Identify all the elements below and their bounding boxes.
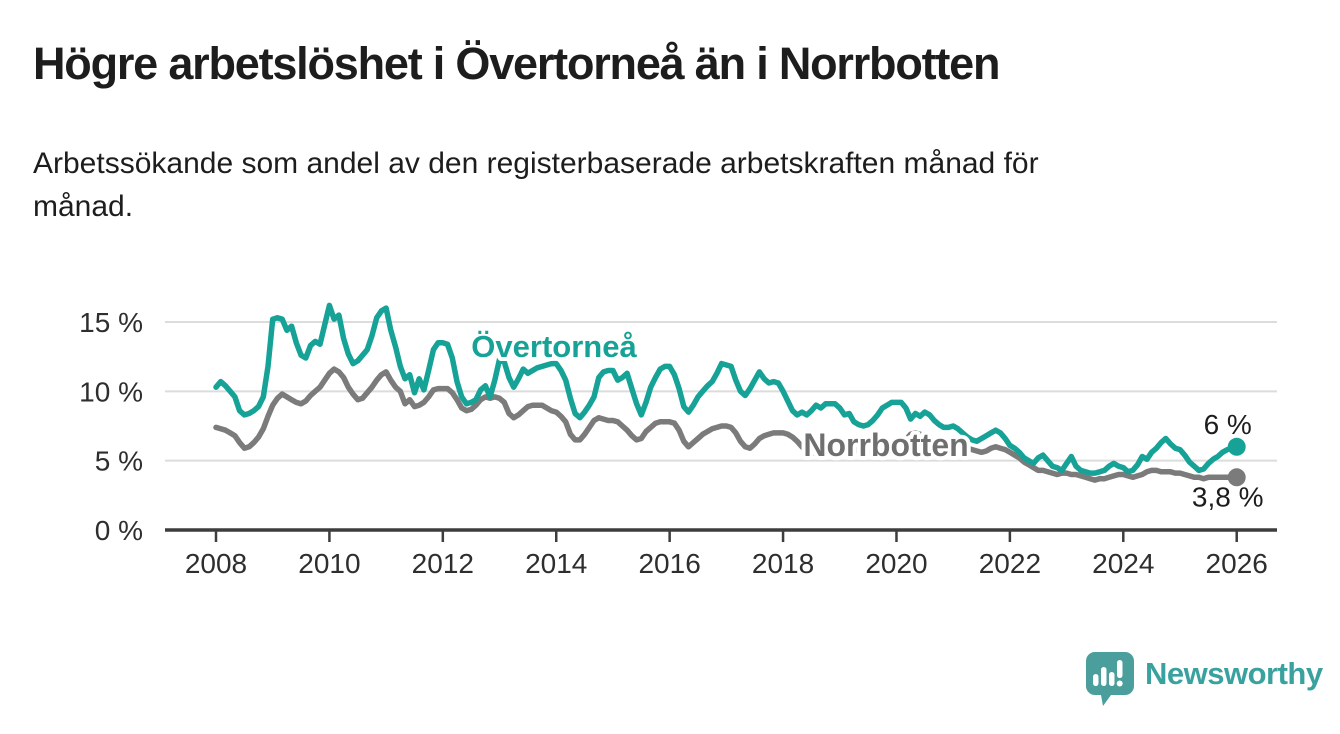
x-axis-tick-label: 2010 [298, 548, 360, 579]
newsworthy-brand: Newsworthy [1084, 650, 1323, 710]
x-axis-tick-label: 2016 [638, 548, 700, 579]
x-axis-tick-label: 2024 [1092, 548, 1154, 579]
overtornea-line [213, 302, 1240, 476]
series-end-value-label: 6 % [1204, 409, 1252, 440]
chart-subtitle-line2: månad. [33, 190, 134, 223]
x-axis-tick-label: 2008 [185, 548, 247, 579]
x-axis-tick-label: 2018 [752, 548, 814, 579]
series-end-value-label: 3,8 % [1192, 481, 1264, 512]
series-end-dot [1227, 437, 1246, 456]
y-axis-tick-label: 15 % [79, 307, 143, 338]
y-axis-tick-label: 10 % [79, 376, 143, 407]
overtornea-series-label: Övertorneå [471, 329, 637, 364]
y-axis-tick-label: 0 % [95, 515, 143, 546]
chart-subtitle-line1: Arbetssökande som andel av den registerb… [33, 147, 1039, 180]
x-axis-tick-label: 2014 [525, 548, 587, 579]
norrbotten-series-label: Norrbotten [803, 427, 968, 463]
norrbotten-line [213, 366, 1240, 483]
bar-chart-speech-bubble-icon [1086, 652, 1134, 706]
chart-title: Högre arbetslöshet i Övertorneå än i Nor… [33, 38, 1000, 89]
chart-subtitle: Arbetssökande som andel av den registerb… [33, 142, 1039, 228]
x-axis-tick-label: 2012 [412, 548, 474, 579]
x-axis-tick-label: 2022 [979, 548, 1041, 579]
brand-name: Newsworthy [1145, 656, 1323, 691]
x-axis-tick-label: 2026 [1206, 548, 1268, 579]
y-axis-tick-label: 5 % [95, 446, 143, 477]
x-axis-tick-label: 2020 [865, 548, 927, 579]
series-end-dot [1227, 468, 1246, 487]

### DIRECTIONS
Render the lines of the records as a Markdown table with two columns, Row and Line Text. Start with the line that contains "x-axis-tick-label: 2010 [298, 548, 360, 579]" and go through the line that contains "y-axis-tick-label: 10 % [79, 376, 143, 407]", numbering each row and leaving out any blank lines.

### ANSWER
| Row | Line Text |
|---|---|
| 1 | x-axis-tick-label: 2010 [298, 548, 360, 579] |
| 2 | newsworthy-brand: Newsworthy [1084, 650, 1323, 710] |
| 3 | x-axis-tick-label: 2016 [638, 548, 700, 579] |
| 4 | x-axis-tick-label: 2024 [1092, 548, 1154, 579] |
| 5 | overtornea-line [213, 302, 1240, 476] |
| 6 | series-end-value-label: 6 % [1204, 409, 1252, 440] |
| 7 | chart-subtitle-line2: månad. [33, 190, 134, 223] |
| 8 | x-axis-tick-label: 2008 [185, 548, 247, 579] |
| 9 | x-axis-tick-label: 2018 [752, 548, 814, 579] |
| 10 | series-end-value-label: 3,8 % [1192, 481, 1264, 512] |
| 11 | series-end-dot [1227, 437, 1246, 456] |
| 12 | y-axis-tick-label: 15 % [79, 307, 143, 338] |
| 13 | y-axis-tick-label: 10 % [79, 376, 143, 407] |